*The problem*
Pictures do not belong in the copy. Return all of the entries exactly.

*Material shown*
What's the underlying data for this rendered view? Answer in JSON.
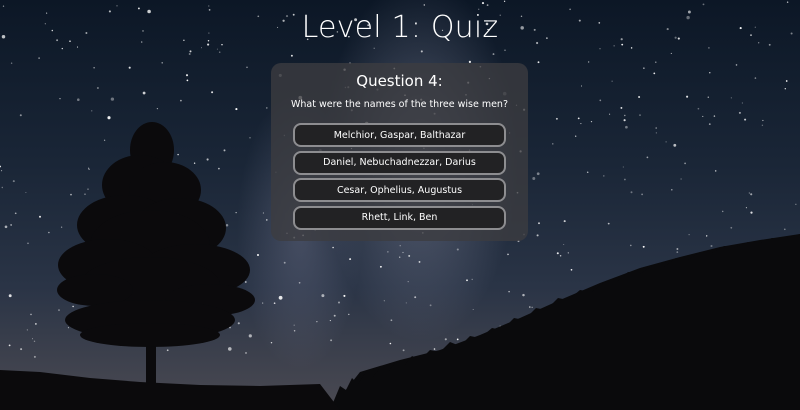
{
  "page": {
    "title": "Level 1: Quiz"
  },
  "quiz": {
    "question_heading": "Question 4:",
    "question_text": "What were the names of the three wise men?",
    "answers": [
      "Melchior, Gaspar, Balthazar",
      "Daniel, Nebuchadnezzar, Darius",
      "Cesar, Ophelius, Augustus",
      "Rhett, Link, Ben"
    ]
  },
  "colors": {
    "panel_background": "#3c3c40",
    "button_background": "#222224",
    "button_border": "#8d8d90",
    "text": "#ffffff"
  }
}
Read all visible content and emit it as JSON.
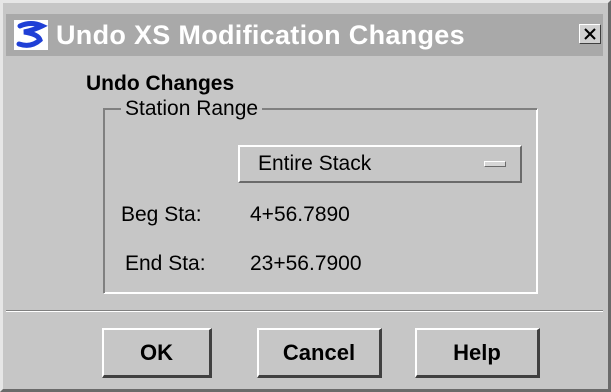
{
  "window": {
    "title": "Undo XS Modification Changes",
    "icon": "app-logo-icon",
    "close_glyph": "×"
  },
  "section": {
    "title": "Undo Changes"
  },
  "station_range": {
    "legend": "Station Range",
    "dropdown": {
      "selected": "Entire Stack"
    },
    "fields": [
      {
        "label": "Beg Sta:",
        "value": "4+56.7890"
      },
      {
        "label": "End Sta:",
        "value": "23+56.7900"
      }
    ]
  },
  "buttons": {
    "ok": "OK",
    "cancel": "Cancel",
    "help": "Help"
  },
  "colors": {
    "titlebar": "#a9a9a9",
    "dialog_bg": "#c6c6c6",
    "icon_blue": "#1f3fd6"
  }
}
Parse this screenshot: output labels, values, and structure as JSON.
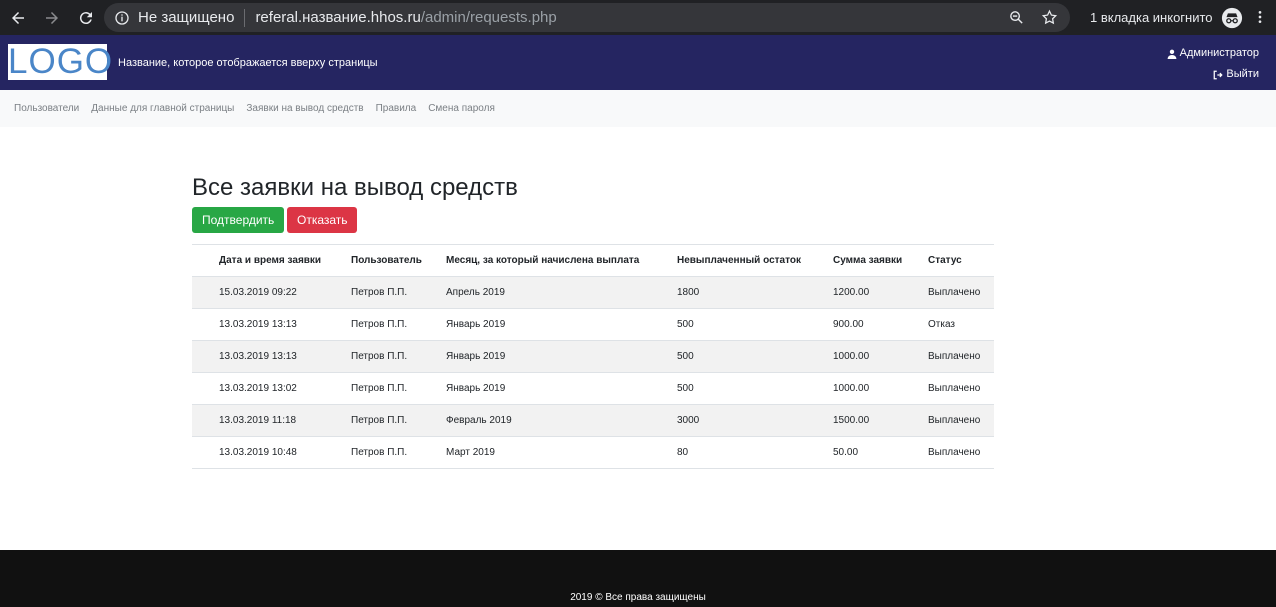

*Written response*
What's the underlying data for this rendered view? Answer in JSON.
{
  "page": {
    "title": "Level 1: Quiz"
  },
  "quiz": {
    "question_heading": "Question 4:",
    "question_text": "What were the names of the three wise men?",
    "answers": [
      "Melchior, Gaspar, Balthazar",
      "Daniel, Nebuchadnezzar, Darius",
      "Cesar, Ophelius, Augustus",
      "Rhett, Link, Ben"
    ]
  },
  "colors": {
    "panel_background": "#3c3c40",
    "button_background": "#222224",
    "button_border": "#8d8d90",
    "text": "#ffffff"
  }
}
Read all visible content and emit it as JSON.
{
  "window": {
    "title": "Undo XS Modification Changes",
    "icon": "app-logo-icon",
    "close_glyph": "×"
  },
  "section": {
    "title": "Undo Changes"
  },
  "station_range": {
    "legend": "Station Range",
    "dropdown": {
      "selected": "Entire Stack"
    },
    "fields": [
      {
        "label": "Beg Sta:",
        "value": "4+56.7890"
      },
      {
        "label": "End Sta:",
        "value": "23+56.7900"
      }
    ]
  },
  "buttons": {
    "ok": "OK",
    "cancel": "Cancel",
    "help": "Help"
  },
  "colors": {
    "titlebar": "#a9a9a9",
    "dialog_bg": "#c6c6c6",
    "icon_blue": "#1f3fd6"
  }
}
Parse this screenshot: output labels, values, and structure as JSON.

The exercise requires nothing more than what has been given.